> [DATA FOR PROCESSING]:
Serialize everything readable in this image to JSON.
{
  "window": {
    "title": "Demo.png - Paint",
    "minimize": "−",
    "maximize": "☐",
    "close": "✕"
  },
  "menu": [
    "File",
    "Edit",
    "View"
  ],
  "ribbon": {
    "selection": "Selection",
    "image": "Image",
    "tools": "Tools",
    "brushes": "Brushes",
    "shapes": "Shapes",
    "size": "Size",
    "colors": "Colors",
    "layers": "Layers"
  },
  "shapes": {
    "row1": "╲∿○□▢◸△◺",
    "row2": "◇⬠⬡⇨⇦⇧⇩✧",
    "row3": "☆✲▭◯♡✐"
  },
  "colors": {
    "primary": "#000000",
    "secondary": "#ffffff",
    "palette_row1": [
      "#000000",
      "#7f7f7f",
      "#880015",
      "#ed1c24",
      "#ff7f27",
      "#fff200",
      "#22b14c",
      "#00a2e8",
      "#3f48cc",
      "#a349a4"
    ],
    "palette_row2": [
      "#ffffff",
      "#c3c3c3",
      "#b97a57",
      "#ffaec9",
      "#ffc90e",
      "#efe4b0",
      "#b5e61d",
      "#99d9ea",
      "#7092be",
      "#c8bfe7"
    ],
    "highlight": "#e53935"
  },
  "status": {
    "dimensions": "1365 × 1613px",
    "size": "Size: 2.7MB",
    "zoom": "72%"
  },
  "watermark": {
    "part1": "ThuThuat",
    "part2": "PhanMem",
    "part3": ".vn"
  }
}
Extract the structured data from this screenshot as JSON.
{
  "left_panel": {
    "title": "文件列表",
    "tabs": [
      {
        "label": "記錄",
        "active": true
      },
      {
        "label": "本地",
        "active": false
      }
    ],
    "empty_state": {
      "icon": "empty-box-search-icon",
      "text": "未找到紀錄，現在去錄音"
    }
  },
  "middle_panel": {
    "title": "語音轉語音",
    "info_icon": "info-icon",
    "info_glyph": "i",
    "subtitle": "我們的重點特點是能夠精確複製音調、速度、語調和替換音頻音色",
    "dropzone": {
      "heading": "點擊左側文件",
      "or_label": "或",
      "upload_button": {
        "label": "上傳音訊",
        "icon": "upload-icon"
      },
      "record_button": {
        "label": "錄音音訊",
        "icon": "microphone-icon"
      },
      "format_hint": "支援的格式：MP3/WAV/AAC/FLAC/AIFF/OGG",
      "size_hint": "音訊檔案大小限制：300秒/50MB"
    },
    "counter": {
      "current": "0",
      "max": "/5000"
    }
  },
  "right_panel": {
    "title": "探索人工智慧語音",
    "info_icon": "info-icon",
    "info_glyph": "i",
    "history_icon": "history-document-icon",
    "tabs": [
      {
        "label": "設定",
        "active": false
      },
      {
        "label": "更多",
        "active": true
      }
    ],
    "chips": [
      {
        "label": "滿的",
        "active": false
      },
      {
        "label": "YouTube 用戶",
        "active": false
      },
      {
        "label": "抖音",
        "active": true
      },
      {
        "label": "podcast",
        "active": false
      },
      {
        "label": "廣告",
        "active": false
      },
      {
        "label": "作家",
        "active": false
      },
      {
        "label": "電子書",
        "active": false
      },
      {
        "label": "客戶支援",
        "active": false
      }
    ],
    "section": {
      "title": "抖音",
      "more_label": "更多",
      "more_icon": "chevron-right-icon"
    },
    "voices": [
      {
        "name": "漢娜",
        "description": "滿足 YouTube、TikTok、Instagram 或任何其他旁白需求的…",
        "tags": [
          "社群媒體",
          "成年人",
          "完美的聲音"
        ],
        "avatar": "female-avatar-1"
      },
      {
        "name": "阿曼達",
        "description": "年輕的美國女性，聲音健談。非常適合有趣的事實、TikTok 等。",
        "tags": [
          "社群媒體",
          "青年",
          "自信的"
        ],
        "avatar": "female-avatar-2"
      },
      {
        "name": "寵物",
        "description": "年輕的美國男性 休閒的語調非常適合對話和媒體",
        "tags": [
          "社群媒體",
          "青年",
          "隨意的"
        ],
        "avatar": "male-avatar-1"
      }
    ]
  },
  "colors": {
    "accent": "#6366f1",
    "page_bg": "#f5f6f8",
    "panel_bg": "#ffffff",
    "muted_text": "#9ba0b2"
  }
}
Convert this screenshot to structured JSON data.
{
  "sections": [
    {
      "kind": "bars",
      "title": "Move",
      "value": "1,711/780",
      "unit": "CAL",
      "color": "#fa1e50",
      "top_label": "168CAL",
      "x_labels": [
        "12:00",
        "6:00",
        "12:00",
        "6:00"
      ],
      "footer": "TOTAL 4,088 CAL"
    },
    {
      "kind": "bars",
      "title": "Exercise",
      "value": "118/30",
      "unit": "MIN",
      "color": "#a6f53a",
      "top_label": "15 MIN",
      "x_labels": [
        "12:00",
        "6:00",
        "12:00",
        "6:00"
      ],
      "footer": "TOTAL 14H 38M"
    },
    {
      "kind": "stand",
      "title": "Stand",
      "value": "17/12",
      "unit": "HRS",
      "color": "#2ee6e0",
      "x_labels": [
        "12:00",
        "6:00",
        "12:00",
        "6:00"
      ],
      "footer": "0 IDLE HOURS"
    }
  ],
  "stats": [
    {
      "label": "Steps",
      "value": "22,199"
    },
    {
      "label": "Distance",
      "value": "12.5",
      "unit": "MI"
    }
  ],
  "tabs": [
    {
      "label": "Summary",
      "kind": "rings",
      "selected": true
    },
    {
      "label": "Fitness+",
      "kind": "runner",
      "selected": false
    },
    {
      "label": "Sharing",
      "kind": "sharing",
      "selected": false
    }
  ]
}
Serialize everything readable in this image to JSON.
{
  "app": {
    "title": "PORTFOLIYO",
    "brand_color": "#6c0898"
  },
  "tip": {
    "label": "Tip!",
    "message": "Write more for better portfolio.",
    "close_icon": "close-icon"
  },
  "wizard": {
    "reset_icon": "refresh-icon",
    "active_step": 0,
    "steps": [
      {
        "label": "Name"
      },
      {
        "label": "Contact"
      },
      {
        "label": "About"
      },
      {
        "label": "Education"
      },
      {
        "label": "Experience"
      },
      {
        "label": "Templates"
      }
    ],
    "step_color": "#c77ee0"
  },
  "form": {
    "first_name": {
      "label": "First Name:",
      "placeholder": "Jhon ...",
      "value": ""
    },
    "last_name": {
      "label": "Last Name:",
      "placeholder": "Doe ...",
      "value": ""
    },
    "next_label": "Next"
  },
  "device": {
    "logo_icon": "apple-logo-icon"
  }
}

> [GIVEN EXERCISE]:
Print the material verbatim, all of it.

> [SOLUTION TO THIS EXERCISE]:
Serialize everything readable in this image to JSON.
{
  "window": {
    "title": "Demo.png - Paint",
    "minimize": "−",
    "maximize": "☐",
    "close": "✕"
  },
  "menu": [
    "File",
    "Edit",
    "View"
  ],
  "ribbon": {
    "selection": "Selection",
    "image": "Image",
    "tools": "Tools",
    "brushes": "Brushes",
    "shapes": "Shapes",
    "size": "Size",
    "colors": "Colors",
    "layers": "Layers"
  },
  "shapes": {
    "row1": "╲∿○□▢◸△◺",
    "row2": "◇⬠⬡⇨⇦⇧⇩✧",
    "row3": "☆✲▭◯♡✐"
  },
  "colors": {
    "primary": "#000000",
    "secondary": "#ffffff",
    "palette_row1": [
      "#000000",
      "#7f7f7f",
      "#880015",
      "#ed1c24",
      "#ff7f27",
      "#fff200",
      "#22b14c",
      "#00a2e8",
      "#3f48cc",
      "#a349a4"
    ],
    "palette_row2": [
      "#ffffff",
      "#c3c3c3",
      "#b97a57",
      "#ffaec9",
      "#ffc90e",
      "#efe4b0",
      "#b5e61d",
      "#99d9ea",
      "#7092be",
      "#c8bfe7"
    ],
    "highlight": "#e53935"
  },
  "status": {
    "dimensions": "1365 × 1613px",
    "size": "Size: 2.7MB",
    "zoom": "72%"
  },
  "watermark": {
    "part1": "ThuThuat",
    "part2": "PhanMem",
    "part3": ".vn"
  }
}
Extract the structured data from this screenshot as JSON.
{
  "left_panel": {
    "title": "文件列表",
    "tabs": [
      {
        "label": "記錄",
        "active": true
      },
      {
        "label": "本地",
        "active": false
      }
    ],
    "empty_state": {
      "icon": "empty-box-search-icon",
      "text": "未找到紀錄，現在去錄音"
    }
  },
  "middle_panel": {
    "title": "語音轉語音",
    "info_icon": "info-icon",
    "info_glyph": "i",
    "subtitle": "我們的重點特點是能夠精確複製音調、速度、語調和替換音頻音色",
    "dropzone": {
      "heading": "點擊左側文件",
      "or_label": "或",
      "upload_button": {
        "label": "上傳音訊",
        "icon": "upload-icon"
      },
      "record_button": {
        "label": "錄音音訊",
        "icon": "microphone-icon"
      },
      "format_hint": "支援的格式：MP3/WAV/AAC/FLAC/AIFF/OGG",
      "size_hint": "音訊檔案大小限制：300秒/50MB"
    },
    "counter": {
      "current": "0",
      "max": "/5000"
    }
  },
  "right_panel": {
    "title": "探索人工智慧語音",
    "info_icon": "info-icon",
    "info_glyph": "i",
    "history_icon": "history-document-icon",
    "tabs": [
      {
        "label": "設定",
        "active": false
      },
      {
        "label": "更多",
        "active": true
      }
    ],
    "chips": [
      {
        "label": "滿的",
        "active": false
      },
      {
        "label": "YouTube 用戶",
        "active": false
      },
      {
        "label": "抖音",
        "active": true
      },
      {
        "label": "podcast",
        "active": false
      },
      {
        "label": "廣告",
        "active": false
      },
      {
        "label": "作家",
        "active": false
      },
      {
        "label": "電子書",
        "active": false
      },
      {
        "label": "客戶支援",
        "active": false
      }
    ],
    "section": {
      "title": "抖音",
      "more_label": "更多",
      "more_icon": "chevron-right-icon"
    },
    "voices": [
      {
        "name": "漢娜",
        "description": "滿足 YouTube、TikTok、Instagram 或任何其他旁白需求的…",
        "tags": [
          "社群媒體",
          "成年人",
          "完美的聲音"
        ],
        "avatar": "female-avatar-1"
      },
      {
        "name": "阿曼達",
        "description": "年輕的美國女性，聲音健談。非常適合有趣的事實、TikTok 等。",
        "tags": [
          "社群媒體",
          "青年",
          "自信的"
        ],
        "avatar": "female-avatar-2"
      },
      {
        "name": "寵物",
        "description": "年輕的美國男性 休閒的語調非常適合對話和媒體",
        "tags": [
          "社群媒體",
          "青年",
          "隨意的"
        ],
        "avatar": "male-avatar-1"
      }
    ]
  },
  "colors": {
    "accent": "#6366f1",
    "page_bg": "#f5f6f8",
    "panel_bg": "#ffffff",
    "muted_text": "#9ba0b2"
  }
}
Convert this screenshot to structured JSON data.
{
  "sections": [
    {
      "kind": "bars",
      "title": "Move",
      "value": "1,711/780",
      "unit": "CAL",
      "color": "#fa1e50",
      "top_label": "168CAL",
      "x_labels": [
        "12:00",
        "6:00",
        "12:00",
        "6:00"
      ],
      "footer": "TOTAL 4,088 CAL"
    },
    {
      "kind": "bars",
      "title": "Exercise",
      "value": "118/30",
      "unit": "MIN",
      "color": "#a6f53a",
      "top_label": "15 MIN",
      "x_labels": [
        "12:00",
        "6:00",
        "12:00",
        "6:00"
      ],
      "footer": "TOTAL 14H 38M"
    },
    {
      "kind": "stand",
      "title": "Stand",
      "value": "17/12",
      "unit": "HRS",
      "color": "#2ee6e0",
      "x_labels": [
        "12:00",
        "6:00",
        "12:00",
        "6:00"
      ],
      "footer": "0 IDLE HOURS"
    }
  ],
  "stats": [
    {
      "label": "Steps",
      "value": "22,199"
    },
    {
      "label": "Distance",
      "value": "12.5",
      "unit": "MI"
    }
  ],
  "tabs": [
    {
      "label": "Summary",
      "kind": "rings",
      "selected": true
    },
    {
      "label": "Fitness+",
      "kind": "runner",
      "selected": false
    },
    {
      "label": "Sharing",
      "kind": "sharing",
      "selected": false
    }
  ]
}
Serialize everything readable in this image to JSON.
{
  "app": {
    "title": "PORTFOLIYO",
    "brand_color": "#6c0898"
  },
  "tip": {
    "label": "Tip!",
    "message": "Write more for better portfolio.",
    "close_icon": "close-icon"
  },
  "wizard": {
    "reset_icon": "refresh-icon",
    "active_step": 0,
    "steps": [
      {
        "label": "Name"
      },
      {
        "label": "Contact"
      },
      {
        "label": "About"
      },
      {
        "label": "Education"
      },
      {
        "label": "Experience"
      },
      {
        "label": "Templates"
      }
    ],
    "step_color": "#c77ee0"
  },
  "form": {
    "first_name": {
      "label": "First Name:",
      "placeholder": "Jhon ...",
      "value": ""
    },
    "last_name": {
      "label": "Last Name:",
      "placeholder": "Doe ...",
      "value": ""
    },
    "next_label": "Next"
  },
  "device": {
    "logo_icon": "apple-logo-icon"
  }
}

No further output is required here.